PROBLEMS>
1. In the exiftool character-encoding thread, why does the reply say that adding -charset iptc=utf8 to the command is unnecessary? Answer in one to three sentences.
2. Please proceed with the exiftool character-encoding thread from the point where it stops.
>> BEGIN SOURCE EXTRACT
Hi,
I'm not getting something about the use of -charset. Can you see what I'm doing wrong here?
I'm running Windows 7
c:\dev\palaso\DistFiles>chcp 65001
Active code page: 65001
c:\dev\palaso\DistFiles>exiftool -ver
8.96
c:\dev\palaso\DistFiles>exiftool -use mwg -codedCharacterSet=utf8 -charset exif=utf8 -charset iptc=utf8 -copyright="Copy
right ŋoŋ" "test.png"
1 image files updated
c:\dev\palaso\DistFiles>exiftool -copyright -charset exif=utf8 -charset iptc=utf8 "test.png"
Copyright : Copyright ?o?
c:\dev\palaso\DistFiles>
Notice than the engs (ŋ) come out as '?"s.
The console is using Lucinda console, so I don't think it's a font issue. I've tried -wmp, xmp fields etc, but never managed to round-trip utf8.
Thanks so much
jh
The problem is your console character encoding. Try adding -charset Latin when extracting, or change your console to UTF-8 (see FAQ 18 (https://exiftool.org/faq.html#Q18)).
Also, specifying -charset iptc=utf8 is not necessary. CodedCharacterSet takes priority if it exists.
- Phil
Phil, thanks for the help.
-charset Latin not only doesn't make sense to me (I'm trying to support all of Unicdoe), and it didn't help:
c:\dev\palaso\DistFiles>chcp 65001
Active code page: 65001
c:\dev\palaso\DistFiles>exiftool -ver
8.96
c:\dev\palaso\DistFiles>exiftool -use mwg -codedCharacterSet=utf8 -charset exif=utf8 -copyright="Copyright ŋoŋ" "test.pn
g"
1 image files updated
c:\dev\palaso\DistFiles>exiftool -charset Latin -copyright -charset exif=utf8 "test.png"
Copyright : Copyright ?o?
c:\dev\palaso\DistFiles>
As you can see from the first line, I begin by changing my console to 65001, as per the FAQ. So I'm still stuck. Could you post a similar example demonstrating it round-tripping? At least then I'd know for sure that the problem was my computer, and not my use of exiftool.
What I'm actually doing is open-source literacy software which is used with many scripts. The program uses exiftool to embed copyright/license on the illustrations to protect the indigenous artist's rights. So I need a solution that doesn't require, for example, permanently changing the user's default code page (I call exiftool from code).
thanks
jh
If you set your console to UTF-8, you shouldn't use -charset Latin.
But even if your console is UTF-8, it won't help if the console font doesn't contain the special characters. (What console font are you using?)
>> END SOURCE EXTRACT
>> BEGIN DATA PROVIDED
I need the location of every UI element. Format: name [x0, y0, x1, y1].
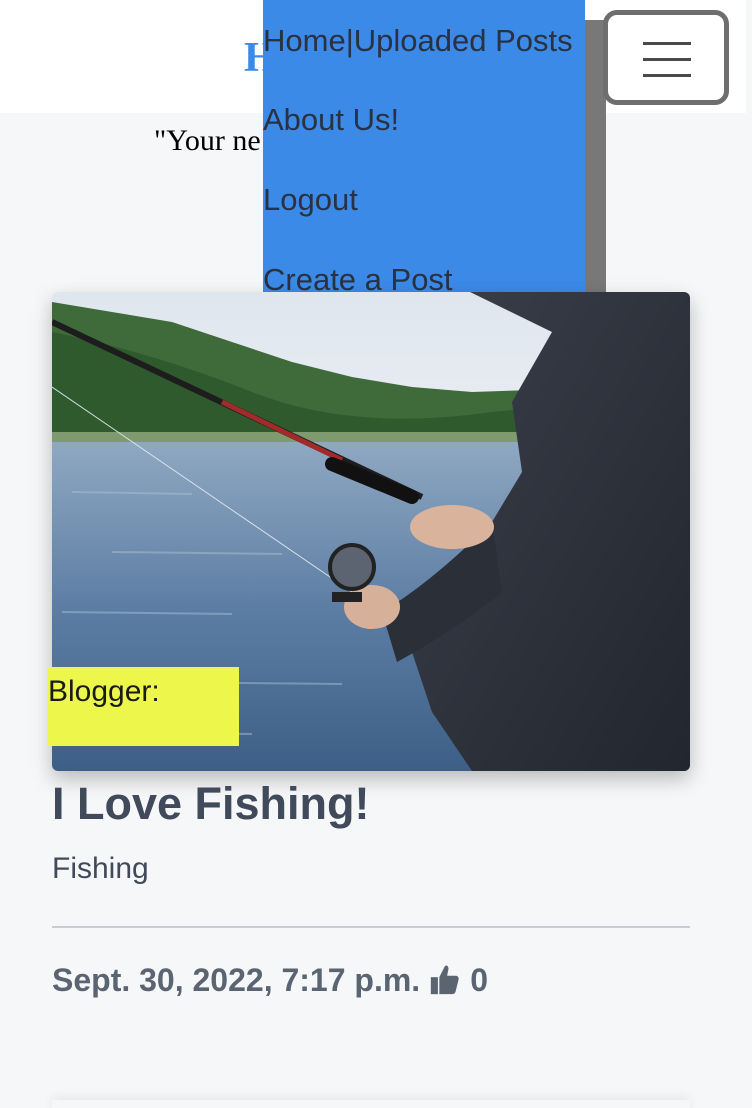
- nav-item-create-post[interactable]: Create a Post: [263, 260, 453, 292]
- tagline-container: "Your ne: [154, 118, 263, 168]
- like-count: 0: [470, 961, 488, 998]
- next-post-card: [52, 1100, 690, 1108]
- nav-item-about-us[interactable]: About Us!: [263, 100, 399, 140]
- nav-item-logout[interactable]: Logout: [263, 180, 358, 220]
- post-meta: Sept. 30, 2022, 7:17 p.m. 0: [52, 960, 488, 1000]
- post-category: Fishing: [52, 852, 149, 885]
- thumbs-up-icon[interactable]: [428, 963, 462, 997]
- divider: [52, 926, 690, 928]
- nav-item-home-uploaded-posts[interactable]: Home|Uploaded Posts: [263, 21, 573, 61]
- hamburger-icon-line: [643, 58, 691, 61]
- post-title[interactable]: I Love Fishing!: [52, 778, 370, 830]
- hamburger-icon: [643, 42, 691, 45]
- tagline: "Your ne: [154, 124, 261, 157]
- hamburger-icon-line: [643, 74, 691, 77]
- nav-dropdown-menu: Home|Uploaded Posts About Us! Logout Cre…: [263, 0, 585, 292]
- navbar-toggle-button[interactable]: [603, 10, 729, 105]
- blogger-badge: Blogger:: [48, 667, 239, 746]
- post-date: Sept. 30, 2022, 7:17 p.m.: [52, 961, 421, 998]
>> END DATA PROVIDED
ANSWERS IN ORDER>
1. The reply says -charset iptc=utf8 is not needed because CodedCharacterSet takes priority if it exists. The command already sets -codedCharacterSet=utf8.

2.
On my Mac here (with a UTF-8 console and a big font character set):
> exiftool -use mwg -codedCharacterSet=utf8 -charset exif=utf8 -copyright="Copyright ŋoŋ" "test.png"
1 image files updated
> exiftool -a -G1 -copyright "test.png"
[PNG] Copyright : Copyright ŋoŋ
[IFD0] Copyright : Copyright ŋoŋ
- Phil
Phil, thanks for checking on your mac.
I'm using Lucida Console, but it's not a font issue for me... the input text shows fine, so the font can't be the cause of the output showing as question marks.
Maybe chcp 65001 is quite enough? Maybe there is still some non-utf8 code page in the mix somewhere in the process? If any windows users are reading this and could try out the test, your results would be appreciated.
thanks
jh
As further datapoint, the latest exiftoolgui with the latest exiftool also cannot round-trip unicode. E.g, you can paste in "ᴓ", but once you click "Save", it reverts to '?'.
Interesting.. In GUI, I can put this character into Exif by using ExifTool direct, but not via Workspace (in both cases Utf-8 is used). However, I can't store this (3byte?) character into Xmp -neither with ETdirect nor via Workspace.
I'll play later with this...
Correction:
GUI stores "ᴓ" character correctly into all (Exif, Xmp and Iptc) metadata section if ExifTool direct is used. In Workspace however, this doesn't work. I couldn't figure out yet, what makes this difference in GUI.. Btw. in Workspace mode, ExifTool isn't called the same way as in ETdirect mode, but parameters should be the same -which obviously isn't the case. I'll try to solve that "mistery" as soon as possible.
Bogdan
I'm also having the problem that exiftool.exe write 3f instead of the data it's given (c2a9).
Please reply with solution!
Thanks!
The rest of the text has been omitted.